TASK DESCRIPTION:
Reproduce the listing below in full and without alteration, apart from its pictures.

[Figure content listings]
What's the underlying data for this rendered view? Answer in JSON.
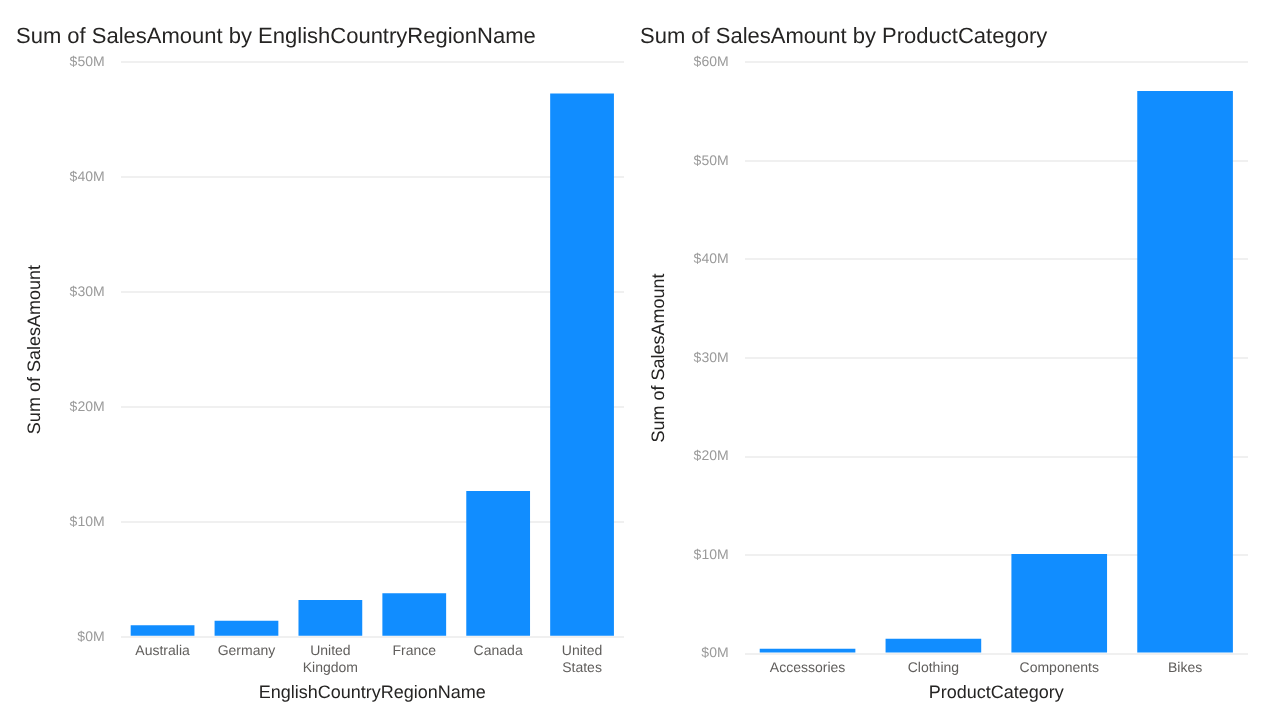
{
  "chart_data": [
    {
      "type": "bar",
      "title": "Sum of SalesAmount by EnglishCountryRegionName",
      "xlabel": "EnglishCountryRegionName",
      "ylabel": "Sum of SalesAmount",
      "categories": [
        "Australia",
        "Germany",
        "United Kingdom",
        "France",
        "Canada",
        "United States"
      ],
      "values": [
        1.0,
        1.4,
        3.2,
        3.8,
        12.7,
        47.3
      ],
      "color": "#118dff",
      "ylim": [
        0,
        50
      ],
      "yticks": [
        {
          "value": 0,
          "label": "$0M"
        },
        {
          "value": 10,
          "label": "$10M"
        },
        {
          "value": 20,
          "label": "$20M"
        },
        {
          "value": 30,
          "label": "$30M"
        },
        {
          "value": 40,
          "label": "$40M"
        },
        {
          "value": 50,
          "label": "$50M"
        }
      ],
      "grid": "y"
    },
    {
      "type": "bar",
      "title": "Sum of SalesAmount by ProductCategory",
      "xlabel": "ProductCategory",
      "ylabel": "Sum of SalesAmount",
      "categories": [
        "Accessories",
        "Clothing",
        "Components",
        "Bikes"
      ],
      "values": [
        0.5,
        1.5,
        10.1,
        57.1
      ],
      "color": "#118dff",
      "ylim": [
        0,
        60
      ],
      "yticks": [
        {
          "value": 0,
          "label": "$0M"
        },
        {
          "value": 10,
          "label": "$10M"
        },
        {
          "value": 20,
          "label": "$20M"
        },
        {
          "value": 30,
          "label": "$30M"
        },
        {
          "value": 40,
          "label": "$40M"
        },
        {
          "value": 50,
          "label": "$50M"
        },
        {
          "value": 60,
          "label": "$60M"
        }
      ],
      "grid": "y"
    }
  ]
}
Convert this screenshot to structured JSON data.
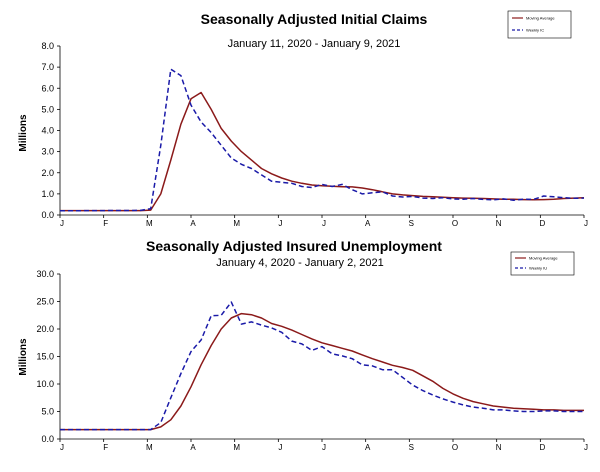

SOLUTION FOR THIS TASK:
What's the underlying data for this rendered view? Answer in JSON.
{
  "chart_data": [
    {
      "type": "bar",
      "title": "Sum of SalesAmount by EnglishCountryRegionName",
      "xlabel": "EnglishCountryRegionName",
      "ylabel": "Sum of SalesAmount",
      "categories": [
        "Australia",
        "Germany",
        "United Kingdom",
        "France",
        "Canada",
        "United States"
      ],
      "values": [
        1.0,
        1.4,
        3.2,
        3.8,
        12.7,
        47.3
      ],
      "color": "#118dff",
      "ylim": [
        0,
        50
      ],
      "yticks": [
        {
          "value": 0,
          "label": "$0M"
        },
        {
          "value": 10,
          "label": "$10M"
        },
        {
          "value": 20,
          "label": "$20M"
        },
        {
          "value": 30,
          "label": "$30M"
        },
        {
          "value": 40,
          "label": "$40M"
        },
        {
          "value": 50,
          "label": "$50M"
        }
      ],
      "grid": "y"
    },
    {
      "type": "bar",
      "title": "Sum of SalesAmount by ProductCategory",
      "xlabel": "ProductCategory",
      "ylabel": "Sum of SalesAmount",
      "categories": [
        "Accessories",
        "Clothing",
        "Components",
        "Bikes"
      ],
      "values": [
        0.5,
        1.5,
        10.1,
        57.1
      ],
      "color": "#118dff",
      "ylim": [
        0,
        60
      ],
      "yticks": [
        {
          "value": 0,
          "label": "$0M"
        },
        {
          "value": 10,
          "label": "$10M"
        },
        {
          "value": 20,
          "label": "$20M"
        },
        {
          "value": 30,
          "label": "$30M"
        },
        {
          "value": 40,
          "label": "$40M"
        },
        {
          "value": 50,
          "label": "$50M"
        },
        {
          "value": 60,
          "label": "$60M"
        }
      ],
      "grid": "y"
    }
  ]
}
Convert this screenshot to structured JSON data.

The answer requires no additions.